In larger markets, multiple full-service channels may be operated by the same broadcaster using broadcast automation, either openly as duopoly or twinstick operations, or through the use of local marketing agreements and shared services agreements to operate a second station nominally owned by another broadcaster. These may be supplemented by LPTV or repeater stations to allow more channels to be added without encountering federally imposed limits on concentration of media ownership. Often, the multiple commonly controlled stations will use the same news and local advertising sales, but carry different network feeds.

Further, with the ability of digital television stations to offer a distinct programming stream on a digital subchannel, traditional dual affiliation arrangements in which programming from two networks is combined into a single schedule are becoming more rare. KEYC-TV is one such example, carrying CBS programming on its 12.1 subchannel and Fox on 12.2. KEYC's Watertown sister station WWNY-TV follows this same pattern (7.1 CBS HD, 7.2 Fox), but supplements this with a 15kW low-power station broadcasting in HDTV on the same transmitter tower under the control of the same owners using the same studios to provide a second high definition channel for the Fox affiliate.

» Information supplied:

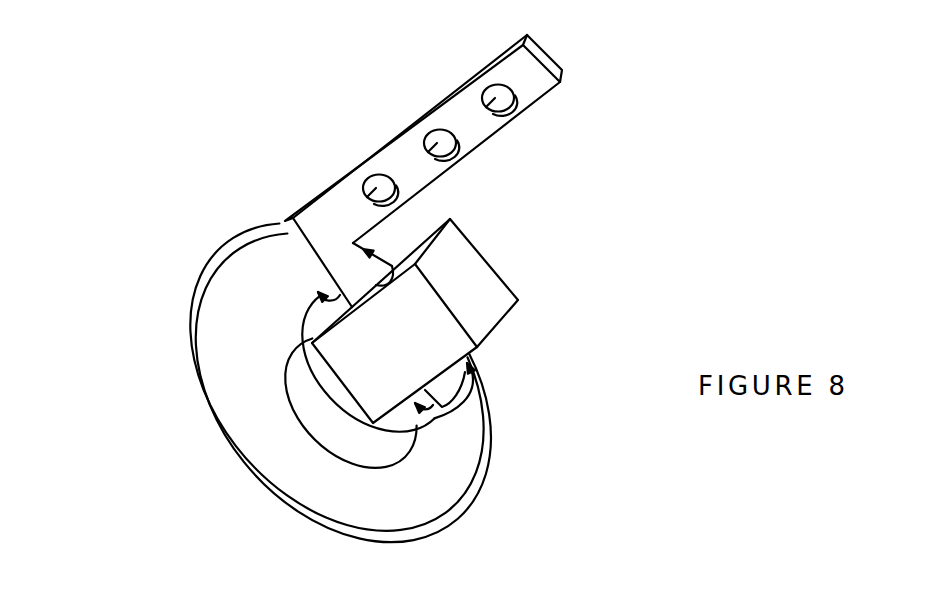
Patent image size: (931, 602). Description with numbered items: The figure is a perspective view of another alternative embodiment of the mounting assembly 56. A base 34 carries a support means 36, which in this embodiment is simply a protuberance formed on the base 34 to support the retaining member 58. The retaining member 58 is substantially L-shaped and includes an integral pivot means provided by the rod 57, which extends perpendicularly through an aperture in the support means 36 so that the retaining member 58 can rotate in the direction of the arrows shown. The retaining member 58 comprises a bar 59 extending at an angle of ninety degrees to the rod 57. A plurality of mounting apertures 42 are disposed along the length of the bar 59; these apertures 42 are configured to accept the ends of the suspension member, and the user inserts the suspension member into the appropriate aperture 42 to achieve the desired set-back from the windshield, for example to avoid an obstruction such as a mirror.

» Challenge:
Reproduce word for word the portion of the passage on television station ownership that begins with "In larger markets, multiple" and ends with "different network feeds.".

» Full response:
In larger markets, multiple full-service channels may be operated by the same broadcaster using broadcast automation, either openly as duopoly or twinstick operations, or through the use of local marketing agreements and shared services agreements to operate a second station nominally owned by another broadcaster. These may be supplemented by LPTV or repeater stations to allow more channels to be added without encountering federally imposed limits on concentration of media ownership. Often, the multiple commonly controlled stations will use the same news and local advertising sales, but carry different network feeds.